* _Problem details_:
Output the full material exactly as it appears here.

* _Dataset content_:
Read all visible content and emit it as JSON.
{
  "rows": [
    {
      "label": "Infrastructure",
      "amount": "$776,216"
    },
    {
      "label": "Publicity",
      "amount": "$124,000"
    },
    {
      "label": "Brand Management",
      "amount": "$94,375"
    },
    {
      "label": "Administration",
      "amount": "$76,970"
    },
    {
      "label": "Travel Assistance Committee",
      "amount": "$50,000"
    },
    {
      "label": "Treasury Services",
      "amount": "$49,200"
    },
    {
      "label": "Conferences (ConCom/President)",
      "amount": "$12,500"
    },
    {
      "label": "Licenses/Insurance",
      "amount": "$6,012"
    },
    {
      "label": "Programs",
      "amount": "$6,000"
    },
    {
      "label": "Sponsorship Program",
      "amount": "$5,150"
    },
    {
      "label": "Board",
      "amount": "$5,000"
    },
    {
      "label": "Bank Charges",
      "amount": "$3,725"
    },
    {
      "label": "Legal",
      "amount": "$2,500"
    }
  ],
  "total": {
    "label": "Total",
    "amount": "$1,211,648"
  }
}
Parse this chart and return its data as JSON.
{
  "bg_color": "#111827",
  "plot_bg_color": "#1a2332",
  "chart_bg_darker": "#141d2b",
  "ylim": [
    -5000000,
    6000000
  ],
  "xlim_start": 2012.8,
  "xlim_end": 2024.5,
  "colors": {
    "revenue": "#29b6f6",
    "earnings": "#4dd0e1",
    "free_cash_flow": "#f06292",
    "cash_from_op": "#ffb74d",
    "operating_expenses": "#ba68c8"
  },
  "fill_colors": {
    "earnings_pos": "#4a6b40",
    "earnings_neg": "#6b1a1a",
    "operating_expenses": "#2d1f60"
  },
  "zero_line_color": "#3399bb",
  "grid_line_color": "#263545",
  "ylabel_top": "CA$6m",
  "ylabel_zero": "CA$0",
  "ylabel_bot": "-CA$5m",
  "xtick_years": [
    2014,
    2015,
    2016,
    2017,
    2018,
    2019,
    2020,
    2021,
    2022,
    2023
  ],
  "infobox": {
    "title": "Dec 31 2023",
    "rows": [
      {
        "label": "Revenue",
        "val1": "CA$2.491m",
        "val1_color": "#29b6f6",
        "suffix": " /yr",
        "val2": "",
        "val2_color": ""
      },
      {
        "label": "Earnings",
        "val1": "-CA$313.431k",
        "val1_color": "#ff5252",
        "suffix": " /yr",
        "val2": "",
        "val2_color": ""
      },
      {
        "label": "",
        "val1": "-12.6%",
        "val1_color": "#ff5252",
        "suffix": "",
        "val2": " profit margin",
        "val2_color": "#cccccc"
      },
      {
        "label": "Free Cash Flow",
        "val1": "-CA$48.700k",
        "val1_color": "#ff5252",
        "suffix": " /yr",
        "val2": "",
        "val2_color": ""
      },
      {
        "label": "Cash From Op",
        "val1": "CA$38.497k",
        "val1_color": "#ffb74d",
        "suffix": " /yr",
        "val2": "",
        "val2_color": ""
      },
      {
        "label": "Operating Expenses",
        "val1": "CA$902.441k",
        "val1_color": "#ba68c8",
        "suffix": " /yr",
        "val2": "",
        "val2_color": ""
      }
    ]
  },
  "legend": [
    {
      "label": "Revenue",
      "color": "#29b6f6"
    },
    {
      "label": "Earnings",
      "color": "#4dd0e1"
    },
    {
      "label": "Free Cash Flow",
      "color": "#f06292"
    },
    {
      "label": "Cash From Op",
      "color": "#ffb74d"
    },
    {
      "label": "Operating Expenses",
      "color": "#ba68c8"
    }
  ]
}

* _Complete response_:
Read all visible content and emit it as JSON.
{
  "rows": [
    {
      "label": "Infrastructure",
      "amount": "$776,216"
    },
    {
      "label": "Publicity",
      "amount": "$124,000"
    },
    {
      "label": "Brand Management",
      "amount": "$94,375"
    },
    {
      "label": "Administration",
      "amount": "$76,970"
    },
    {
      "label": "Travel Assistance Committee",
      "amount": "$50,000"
    },
    {
      "label": "Treasury Services",
      "amount": "$49,200"
    },
    {
      "label": "Conferences (ConCom/President)",
      "amount": "$12,500"
    },
    {
      "label": "Licenses/Insurance",
      "amount": "$6,012"
    },
    {
      "label": "Programs",
      "amount": "$6,000"
    },
    {
      "label": "Sponsorship Program",
      "amount": "$5,150"
    },
    {
      "label": "Board",
      "amount": "$5,000"
    },
    {
      "label": "Bank Charges",
      "amount": "$3,725"
    },
    {
      "label": "Legal",
      "amount": "$2,500"
    }
  ],
  "total": {
    "label": "Total",
    "amount": "$1,211,648"
  }
}
Parse this chart and return its data as JSON.
{
  "bg_color": "#111827",
  "plot_bg_color": "#1a2332",
  "chart_bg_darker": "#141d2b",
  "ylim": [
    -5000000,
    6000000
  ],
  "xlim_start": 2012.8,
  "xlim_end": 2024.5,
  "colors": {
    "revenue": "#29b6f6",
    "earnings": "#4dd0e1",
    "free_cash_flow": "#f06292",
    "cash_from_op": "#ffb74d",
    "operating_expenses": "#ba68c8"
  },
  "fill_colors": {
    "earnings_pos": "#4a6b40",
    "earnings_neg": "#6b1a1a",
    "operating_expenses": "#2d1f60"
  },
  "zero_line_color": "#3399bb",
  "grid_line_color": "#263545",
  "ylabel_top": "CA$6m",
  "ylabel_zero": "CA$0",
  "ylabel_bot": "-CA$5m",
  "xtick_years": [
    2014,
    2015,
    2016,
    2017,
    2018,
    2019,
    2020,
    2021,
    2022,
    2023
  ],
  "infobox": {
    "title": "Dec 31 2023",
    "rows": [
      {
        "label": "Revenue",
        "val1": "CA$2.491m",
        "val1_color": "#29b6f6",
        "suffix": " /yr",
        "val2": "",
        "val2_color": ""
      },
      {
        "label": "Earnings",
        "val1": "-CA$313.431k",
        "val1_color": "#ff5252",
        "suffix": " /yr",
        "val2": "",
        "val2_color": ""
      },
      {
        "label": "",
        "val1": "-12.6%",
        "val1_color": "#ff5252",
        "suffix": "",
        "val2": " profit margin",
        "val2_color": "#cccccc"
      },
      {
        "label": "Free Cash Flow",
        "val1": "-CA$48.700k",
        "val1_color": "#ff5252",
        "suffix": " /yr",
        "val2": "",
        "val2_color": ""
      },
      {
        "label": "Cash From Op",
        "val1": "CA$38.497k",
        "val1_color": "#ffb74d",
        "suffix": " /yr",
        "val2": "",
        "val2_color": ""
      },
      {
        "label": "Operating Expenses",
        "val1": "CA$902.441k",
        "val1_color": "#ba68c8",
        "suffix": " /yr",
        "val2": "",
        "val2_color": ""
      }
    ]
  },
  "legend": [
    {
      "label": "Revenue",
      "color": "#29b6f6"
    },
    {
      "label": "Earnings",
      "color": "#4dd0e1"
    },
    {
      "label": "Free Cash Flow",
      "color": "#f06292"
    },
    {
      "label": "Cash From Op",
      "color": "#ffb74d"
    },
    {
      "label": "Operating Expenses",
      "color": "#ba68c8"
    }
  ]
}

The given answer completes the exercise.